HOW TO COMPLETE THIS TASK: What's wanted is each entry repeated verbatim, minus its images.

DATA RECORDS:
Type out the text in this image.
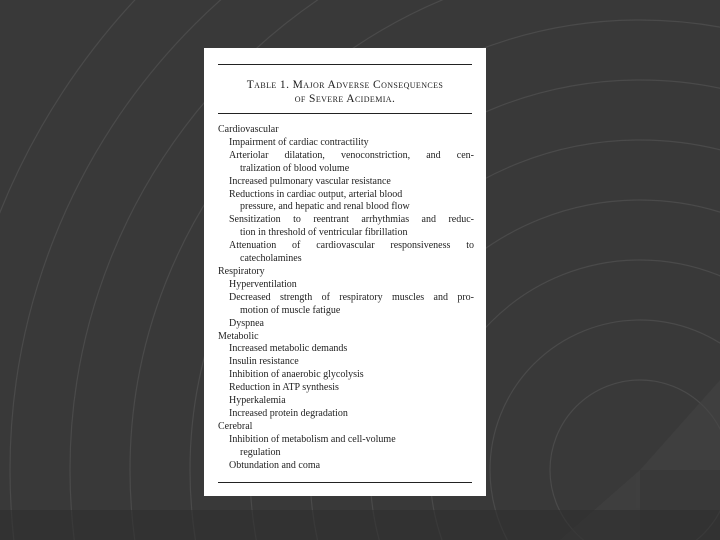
Table 1. Major Adverse Consequences
of Severe Acidemia.
Cardiovascular
Impairment of cardiac contractility
Arteriolar dilatation, venoconstriction, and cen-
tralization of blood volume
Increased pulmonary vascular resistance
Reductions in cardiac output, arterial blood
pressure, and hepatic and renal blood flow
Sensitization to reentrant arrhythmias and reduc-
tion in threshold of ventricular fibrillation
Attenuation of cardiovascular responsiveness to
catecholamines
Respiratory
Hyperventilation
Decreased strength of respiratory muscles and pro-
motion of muscle fatigue
Dyspnea
Metabolic
Increased metabolic demands
Insulin resistance
Inhibition of anaerobic glycolysis
Reduction in ATP synthesis
Hyperkalemia
Increased protein degradation
Cerebral
Inhibition of metabolism and cell-volume
regulation
Obtundation and coma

ANSWER:
Type out the text in this image.
Table 1. Major Adverse Consequences
of Severe Acidemia.
Cardiovascular
Impairment of cardiac contractility
Arteriolar dilatation, venoconstriction, and cen-
tralization of blood volume
Increased pulmonary vascular resistance
Reductions in cardiac output, arterial blood
pressure, and hepatic and renal blood flow
Sensitization to reentrant arrhythmias and reduc-
tion in threshold of ventricular fibrillation
Attenuation of cardiovascular responsiveness to
catecholamines
Respiratory
Hyperventilation
Decreased strength of respiratory muscles and pro-
motion of muscle fatigue
Dyspnea
Metabolic
Increased metabolic demands
Insulin resistance
Inhibition of anaerobic glycolysis
Reduction in ATP synthesis
Hyperkalemia
Increased protein degradation
Cerebral
Inhibition of metabolism and cell-volume
regulation
Obtundation and coma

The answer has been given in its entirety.